* Begin Data excerpts *
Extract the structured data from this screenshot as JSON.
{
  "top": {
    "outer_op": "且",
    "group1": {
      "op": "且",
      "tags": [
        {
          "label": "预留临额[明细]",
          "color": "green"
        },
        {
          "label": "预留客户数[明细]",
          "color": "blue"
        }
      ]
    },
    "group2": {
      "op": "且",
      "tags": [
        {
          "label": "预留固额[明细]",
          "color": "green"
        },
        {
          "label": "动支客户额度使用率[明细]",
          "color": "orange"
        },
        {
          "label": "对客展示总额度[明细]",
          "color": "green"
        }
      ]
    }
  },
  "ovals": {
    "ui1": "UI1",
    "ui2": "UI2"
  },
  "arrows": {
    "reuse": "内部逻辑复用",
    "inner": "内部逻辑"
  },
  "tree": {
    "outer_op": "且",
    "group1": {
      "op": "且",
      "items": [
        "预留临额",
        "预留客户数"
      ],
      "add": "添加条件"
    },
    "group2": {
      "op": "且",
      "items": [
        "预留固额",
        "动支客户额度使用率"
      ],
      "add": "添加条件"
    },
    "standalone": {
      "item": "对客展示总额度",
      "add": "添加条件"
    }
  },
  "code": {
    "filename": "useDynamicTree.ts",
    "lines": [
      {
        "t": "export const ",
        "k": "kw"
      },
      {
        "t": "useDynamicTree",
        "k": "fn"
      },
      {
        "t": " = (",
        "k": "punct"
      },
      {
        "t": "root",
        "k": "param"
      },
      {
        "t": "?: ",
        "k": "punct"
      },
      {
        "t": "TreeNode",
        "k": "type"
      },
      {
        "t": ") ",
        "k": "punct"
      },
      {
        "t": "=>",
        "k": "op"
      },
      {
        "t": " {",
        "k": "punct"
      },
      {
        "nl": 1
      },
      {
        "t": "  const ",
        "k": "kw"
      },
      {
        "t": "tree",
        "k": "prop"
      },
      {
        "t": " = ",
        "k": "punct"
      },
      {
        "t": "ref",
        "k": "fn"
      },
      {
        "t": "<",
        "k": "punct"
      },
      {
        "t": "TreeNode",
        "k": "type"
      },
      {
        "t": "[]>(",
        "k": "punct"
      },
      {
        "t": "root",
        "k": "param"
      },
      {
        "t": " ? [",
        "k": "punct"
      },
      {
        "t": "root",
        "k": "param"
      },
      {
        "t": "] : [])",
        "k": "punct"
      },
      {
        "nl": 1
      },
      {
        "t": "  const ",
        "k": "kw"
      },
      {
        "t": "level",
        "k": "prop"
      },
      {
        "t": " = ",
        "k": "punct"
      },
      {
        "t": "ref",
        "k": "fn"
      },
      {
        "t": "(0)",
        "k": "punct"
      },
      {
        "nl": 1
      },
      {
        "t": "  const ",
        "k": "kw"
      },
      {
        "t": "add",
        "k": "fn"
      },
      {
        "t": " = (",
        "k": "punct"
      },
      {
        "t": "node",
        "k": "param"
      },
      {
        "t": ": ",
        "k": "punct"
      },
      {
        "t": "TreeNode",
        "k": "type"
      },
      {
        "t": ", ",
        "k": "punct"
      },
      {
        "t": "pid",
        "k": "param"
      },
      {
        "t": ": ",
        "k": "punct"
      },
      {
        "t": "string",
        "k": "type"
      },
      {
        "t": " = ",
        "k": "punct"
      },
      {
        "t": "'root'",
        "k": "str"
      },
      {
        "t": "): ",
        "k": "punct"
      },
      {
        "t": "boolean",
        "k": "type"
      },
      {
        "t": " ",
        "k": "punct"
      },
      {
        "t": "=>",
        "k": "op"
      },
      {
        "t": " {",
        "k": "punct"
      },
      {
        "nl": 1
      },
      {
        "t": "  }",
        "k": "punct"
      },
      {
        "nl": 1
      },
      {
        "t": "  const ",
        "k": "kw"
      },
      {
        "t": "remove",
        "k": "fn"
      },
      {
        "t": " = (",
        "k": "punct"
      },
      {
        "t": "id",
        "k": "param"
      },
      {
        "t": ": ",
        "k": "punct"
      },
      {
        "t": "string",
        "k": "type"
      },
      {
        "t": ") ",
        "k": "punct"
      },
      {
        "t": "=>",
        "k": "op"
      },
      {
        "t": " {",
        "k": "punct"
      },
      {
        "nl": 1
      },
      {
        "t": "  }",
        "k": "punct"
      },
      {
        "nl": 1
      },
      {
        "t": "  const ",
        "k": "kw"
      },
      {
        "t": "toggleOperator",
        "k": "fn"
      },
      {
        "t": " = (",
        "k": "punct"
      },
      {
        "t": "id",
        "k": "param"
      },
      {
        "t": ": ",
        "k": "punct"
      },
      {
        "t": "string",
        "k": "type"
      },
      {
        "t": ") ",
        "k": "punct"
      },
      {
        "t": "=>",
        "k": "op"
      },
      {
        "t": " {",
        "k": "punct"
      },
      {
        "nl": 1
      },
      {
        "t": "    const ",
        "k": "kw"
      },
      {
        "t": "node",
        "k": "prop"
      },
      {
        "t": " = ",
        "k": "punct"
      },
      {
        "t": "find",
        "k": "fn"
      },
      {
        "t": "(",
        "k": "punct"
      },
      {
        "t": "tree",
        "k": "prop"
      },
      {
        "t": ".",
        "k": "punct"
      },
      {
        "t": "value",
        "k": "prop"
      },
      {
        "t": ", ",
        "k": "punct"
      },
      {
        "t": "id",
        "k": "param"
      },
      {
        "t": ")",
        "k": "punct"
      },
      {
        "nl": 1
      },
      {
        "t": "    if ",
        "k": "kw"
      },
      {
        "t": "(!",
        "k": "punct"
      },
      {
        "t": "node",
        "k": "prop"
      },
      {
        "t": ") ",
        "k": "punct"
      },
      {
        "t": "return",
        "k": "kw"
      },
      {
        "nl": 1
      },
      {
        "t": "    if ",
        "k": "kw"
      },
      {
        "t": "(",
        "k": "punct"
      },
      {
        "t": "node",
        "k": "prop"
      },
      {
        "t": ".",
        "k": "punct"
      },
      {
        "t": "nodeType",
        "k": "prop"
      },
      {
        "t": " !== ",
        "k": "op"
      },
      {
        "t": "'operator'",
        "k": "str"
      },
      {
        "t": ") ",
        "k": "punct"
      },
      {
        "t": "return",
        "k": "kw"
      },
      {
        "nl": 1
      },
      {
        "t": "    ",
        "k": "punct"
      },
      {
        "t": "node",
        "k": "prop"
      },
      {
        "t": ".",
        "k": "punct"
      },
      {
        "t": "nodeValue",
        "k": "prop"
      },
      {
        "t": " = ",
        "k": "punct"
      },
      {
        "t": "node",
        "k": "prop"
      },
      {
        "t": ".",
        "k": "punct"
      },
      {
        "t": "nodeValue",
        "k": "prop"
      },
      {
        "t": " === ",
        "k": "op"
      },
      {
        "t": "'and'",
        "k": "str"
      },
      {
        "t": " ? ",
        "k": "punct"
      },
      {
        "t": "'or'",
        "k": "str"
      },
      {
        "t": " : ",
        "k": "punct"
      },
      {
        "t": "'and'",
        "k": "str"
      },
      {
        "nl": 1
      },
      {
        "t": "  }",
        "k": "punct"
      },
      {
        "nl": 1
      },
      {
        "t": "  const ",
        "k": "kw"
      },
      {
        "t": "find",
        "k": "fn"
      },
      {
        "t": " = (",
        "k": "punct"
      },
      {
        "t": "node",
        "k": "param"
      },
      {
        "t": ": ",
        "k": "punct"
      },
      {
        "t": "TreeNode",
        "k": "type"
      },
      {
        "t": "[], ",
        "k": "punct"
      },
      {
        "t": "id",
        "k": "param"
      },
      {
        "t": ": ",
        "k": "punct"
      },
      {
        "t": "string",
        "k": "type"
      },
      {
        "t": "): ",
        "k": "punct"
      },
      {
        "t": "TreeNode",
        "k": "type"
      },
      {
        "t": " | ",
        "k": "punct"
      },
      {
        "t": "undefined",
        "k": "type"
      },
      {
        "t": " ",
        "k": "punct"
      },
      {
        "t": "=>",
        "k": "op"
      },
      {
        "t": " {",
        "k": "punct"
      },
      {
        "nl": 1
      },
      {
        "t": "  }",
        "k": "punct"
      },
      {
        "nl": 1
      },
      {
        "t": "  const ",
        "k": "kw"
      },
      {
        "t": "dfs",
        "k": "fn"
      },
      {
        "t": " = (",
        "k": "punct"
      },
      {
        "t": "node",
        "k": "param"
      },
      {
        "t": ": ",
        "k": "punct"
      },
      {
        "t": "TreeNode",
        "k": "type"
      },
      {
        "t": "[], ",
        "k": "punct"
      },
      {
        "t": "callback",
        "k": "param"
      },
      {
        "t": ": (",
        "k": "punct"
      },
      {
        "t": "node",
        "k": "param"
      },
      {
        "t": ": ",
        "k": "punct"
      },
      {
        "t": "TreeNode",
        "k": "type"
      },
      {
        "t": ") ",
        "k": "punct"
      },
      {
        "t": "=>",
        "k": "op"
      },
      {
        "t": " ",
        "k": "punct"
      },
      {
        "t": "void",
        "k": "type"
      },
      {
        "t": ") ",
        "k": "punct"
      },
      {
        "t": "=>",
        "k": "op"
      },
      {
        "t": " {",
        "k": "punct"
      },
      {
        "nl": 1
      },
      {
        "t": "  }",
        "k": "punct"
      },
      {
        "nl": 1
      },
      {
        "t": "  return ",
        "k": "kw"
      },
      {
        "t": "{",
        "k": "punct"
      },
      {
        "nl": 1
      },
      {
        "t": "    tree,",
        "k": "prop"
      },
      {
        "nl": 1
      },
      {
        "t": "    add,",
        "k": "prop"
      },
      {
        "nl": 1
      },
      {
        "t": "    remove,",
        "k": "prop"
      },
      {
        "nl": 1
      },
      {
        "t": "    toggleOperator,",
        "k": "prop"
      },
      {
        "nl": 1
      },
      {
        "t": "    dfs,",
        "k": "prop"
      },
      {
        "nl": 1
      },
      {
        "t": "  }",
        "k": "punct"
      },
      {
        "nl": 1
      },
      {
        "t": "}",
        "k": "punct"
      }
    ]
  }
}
* End Data excerpts *
Short task: Which lines hold the word "label"? Return all of them from the records above.

Written reply:
          "label": "预留临额[明细]",
          "label": "预留客户数[明细]",
          "label": "预留固额[明细]",
          "label": "动支客户额度使用率[明细]",
          "label": "对客展示总额度[明细]",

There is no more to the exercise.